#### What the task requires:
Below are the records. List every line holding the word "ylabel".

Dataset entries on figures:
┄┄┄┄┄┄┄┄┄┄

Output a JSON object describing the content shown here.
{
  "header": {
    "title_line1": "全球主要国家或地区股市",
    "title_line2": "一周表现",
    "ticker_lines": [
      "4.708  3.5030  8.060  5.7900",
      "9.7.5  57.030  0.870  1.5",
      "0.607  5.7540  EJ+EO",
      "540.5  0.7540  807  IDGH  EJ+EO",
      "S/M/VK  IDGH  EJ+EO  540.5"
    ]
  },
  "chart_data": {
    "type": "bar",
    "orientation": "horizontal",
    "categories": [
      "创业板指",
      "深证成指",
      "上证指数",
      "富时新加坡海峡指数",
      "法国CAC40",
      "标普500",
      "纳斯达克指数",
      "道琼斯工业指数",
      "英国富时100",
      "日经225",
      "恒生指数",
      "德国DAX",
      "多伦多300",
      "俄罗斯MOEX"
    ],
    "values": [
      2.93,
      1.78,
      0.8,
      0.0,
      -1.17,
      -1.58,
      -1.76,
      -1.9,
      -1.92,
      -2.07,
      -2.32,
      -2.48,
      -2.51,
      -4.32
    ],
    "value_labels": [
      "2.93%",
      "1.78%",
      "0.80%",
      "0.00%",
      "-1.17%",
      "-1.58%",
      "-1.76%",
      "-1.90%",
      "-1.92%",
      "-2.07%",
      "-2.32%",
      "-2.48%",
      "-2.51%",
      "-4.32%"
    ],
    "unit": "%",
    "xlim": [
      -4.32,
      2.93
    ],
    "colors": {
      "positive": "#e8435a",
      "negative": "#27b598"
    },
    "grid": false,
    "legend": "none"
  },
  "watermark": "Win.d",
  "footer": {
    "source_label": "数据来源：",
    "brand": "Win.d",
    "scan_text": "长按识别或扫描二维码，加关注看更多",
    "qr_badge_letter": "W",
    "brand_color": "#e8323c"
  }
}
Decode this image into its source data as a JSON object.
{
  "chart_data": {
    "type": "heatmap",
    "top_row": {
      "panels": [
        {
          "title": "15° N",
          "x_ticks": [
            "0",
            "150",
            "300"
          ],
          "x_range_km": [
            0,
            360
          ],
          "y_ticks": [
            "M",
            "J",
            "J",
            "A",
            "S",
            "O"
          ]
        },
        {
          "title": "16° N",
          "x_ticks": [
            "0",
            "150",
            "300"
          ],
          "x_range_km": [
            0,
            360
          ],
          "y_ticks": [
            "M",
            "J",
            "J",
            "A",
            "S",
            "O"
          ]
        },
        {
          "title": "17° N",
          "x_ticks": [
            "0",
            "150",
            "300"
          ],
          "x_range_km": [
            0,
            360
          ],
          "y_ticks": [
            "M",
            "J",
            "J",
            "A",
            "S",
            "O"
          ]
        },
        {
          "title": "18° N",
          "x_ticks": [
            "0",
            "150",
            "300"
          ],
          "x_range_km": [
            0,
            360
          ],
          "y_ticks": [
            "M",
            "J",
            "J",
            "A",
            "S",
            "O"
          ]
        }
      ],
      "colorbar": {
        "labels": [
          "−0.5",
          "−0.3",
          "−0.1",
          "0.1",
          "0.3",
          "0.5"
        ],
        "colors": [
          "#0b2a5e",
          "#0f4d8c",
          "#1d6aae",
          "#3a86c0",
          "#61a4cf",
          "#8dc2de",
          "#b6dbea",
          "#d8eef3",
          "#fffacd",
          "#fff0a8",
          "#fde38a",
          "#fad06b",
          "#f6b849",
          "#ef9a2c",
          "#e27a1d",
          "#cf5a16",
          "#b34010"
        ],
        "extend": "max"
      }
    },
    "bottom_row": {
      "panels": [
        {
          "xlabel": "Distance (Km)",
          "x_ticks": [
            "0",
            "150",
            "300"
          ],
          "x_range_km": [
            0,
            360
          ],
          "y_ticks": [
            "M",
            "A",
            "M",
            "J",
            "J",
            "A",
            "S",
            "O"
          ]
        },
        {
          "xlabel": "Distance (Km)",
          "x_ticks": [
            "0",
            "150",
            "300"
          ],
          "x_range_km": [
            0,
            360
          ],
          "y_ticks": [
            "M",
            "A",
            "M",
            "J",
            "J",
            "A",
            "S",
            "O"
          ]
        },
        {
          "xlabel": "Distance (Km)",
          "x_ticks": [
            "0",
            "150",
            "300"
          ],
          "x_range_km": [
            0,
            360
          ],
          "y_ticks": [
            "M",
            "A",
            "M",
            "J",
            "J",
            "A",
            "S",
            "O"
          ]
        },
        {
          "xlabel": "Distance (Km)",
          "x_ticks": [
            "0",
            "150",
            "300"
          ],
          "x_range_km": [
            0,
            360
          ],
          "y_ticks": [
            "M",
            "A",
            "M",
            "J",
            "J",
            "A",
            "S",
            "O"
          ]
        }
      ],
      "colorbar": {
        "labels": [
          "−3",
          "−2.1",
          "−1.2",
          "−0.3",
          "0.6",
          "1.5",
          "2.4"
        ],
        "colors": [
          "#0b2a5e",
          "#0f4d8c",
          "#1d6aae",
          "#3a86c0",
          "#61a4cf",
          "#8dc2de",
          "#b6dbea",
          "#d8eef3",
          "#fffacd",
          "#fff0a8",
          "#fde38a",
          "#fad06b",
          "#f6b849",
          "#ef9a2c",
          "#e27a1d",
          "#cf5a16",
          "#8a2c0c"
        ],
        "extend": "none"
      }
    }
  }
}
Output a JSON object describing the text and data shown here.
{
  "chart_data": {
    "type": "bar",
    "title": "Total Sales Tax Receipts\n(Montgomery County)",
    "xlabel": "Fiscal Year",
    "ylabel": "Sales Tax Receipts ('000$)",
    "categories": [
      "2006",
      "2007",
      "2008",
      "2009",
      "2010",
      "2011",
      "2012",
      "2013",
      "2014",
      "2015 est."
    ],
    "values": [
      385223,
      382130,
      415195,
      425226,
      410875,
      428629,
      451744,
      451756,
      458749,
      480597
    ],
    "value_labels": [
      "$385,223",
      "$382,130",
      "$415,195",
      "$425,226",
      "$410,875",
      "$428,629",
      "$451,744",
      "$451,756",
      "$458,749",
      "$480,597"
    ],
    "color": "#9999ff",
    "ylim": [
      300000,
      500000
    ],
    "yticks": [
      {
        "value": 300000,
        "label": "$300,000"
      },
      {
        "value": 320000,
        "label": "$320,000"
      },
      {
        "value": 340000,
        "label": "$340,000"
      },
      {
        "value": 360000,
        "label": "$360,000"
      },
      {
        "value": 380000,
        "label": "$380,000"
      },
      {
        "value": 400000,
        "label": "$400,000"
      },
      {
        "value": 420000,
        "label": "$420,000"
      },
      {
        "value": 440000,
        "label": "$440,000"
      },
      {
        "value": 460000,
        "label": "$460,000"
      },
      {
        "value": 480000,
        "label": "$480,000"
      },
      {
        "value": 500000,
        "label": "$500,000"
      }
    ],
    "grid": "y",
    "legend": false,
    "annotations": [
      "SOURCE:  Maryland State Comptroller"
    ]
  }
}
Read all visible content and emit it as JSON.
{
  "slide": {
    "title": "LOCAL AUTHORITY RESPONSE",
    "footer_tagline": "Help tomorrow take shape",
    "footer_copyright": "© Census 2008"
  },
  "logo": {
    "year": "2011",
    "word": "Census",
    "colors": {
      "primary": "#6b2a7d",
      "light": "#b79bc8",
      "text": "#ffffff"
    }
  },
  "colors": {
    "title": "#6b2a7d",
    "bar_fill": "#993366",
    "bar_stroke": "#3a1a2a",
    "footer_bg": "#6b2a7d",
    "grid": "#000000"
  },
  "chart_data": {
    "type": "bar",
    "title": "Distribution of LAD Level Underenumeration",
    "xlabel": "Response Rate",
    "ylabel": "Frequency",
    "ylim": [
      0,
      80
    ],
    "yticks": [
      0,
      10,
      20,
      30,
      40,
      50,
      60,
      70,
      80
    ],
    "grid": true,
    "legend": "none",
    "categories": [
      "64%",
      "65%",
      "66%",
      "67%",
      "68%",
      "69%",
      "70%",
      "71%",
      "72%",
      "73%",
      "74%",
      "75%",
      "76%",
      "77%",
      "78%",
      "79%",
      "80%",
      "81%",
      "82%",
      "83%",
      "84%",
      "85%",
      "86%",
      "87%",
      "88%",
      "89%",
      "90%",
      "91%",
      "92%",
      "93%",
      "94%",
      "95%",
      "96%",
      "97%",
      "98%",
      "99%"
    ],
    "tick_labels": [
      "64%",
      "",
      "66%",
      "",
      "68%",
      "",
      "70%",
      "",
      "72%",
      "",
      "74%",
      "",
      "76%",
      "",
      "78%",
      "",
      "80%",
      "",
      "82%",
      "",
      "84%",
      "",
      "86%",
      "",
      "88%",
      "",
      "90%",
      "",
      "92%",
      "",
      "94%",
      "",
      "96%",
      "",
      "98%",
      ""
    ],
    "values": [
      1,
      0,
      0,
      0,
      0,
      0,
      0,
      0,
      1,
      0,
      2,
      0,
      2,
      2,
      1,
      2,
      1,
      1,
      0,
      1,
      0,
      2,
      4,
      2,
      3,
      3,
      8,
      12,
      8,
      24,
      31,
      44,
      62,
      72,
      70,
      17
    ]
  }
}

┄┄┄┄┄┄┄┄┄┄

#### The solution:
    "ylabel": "Sales Tax Receipts ('000$)",
    "ylabel": "Frequency",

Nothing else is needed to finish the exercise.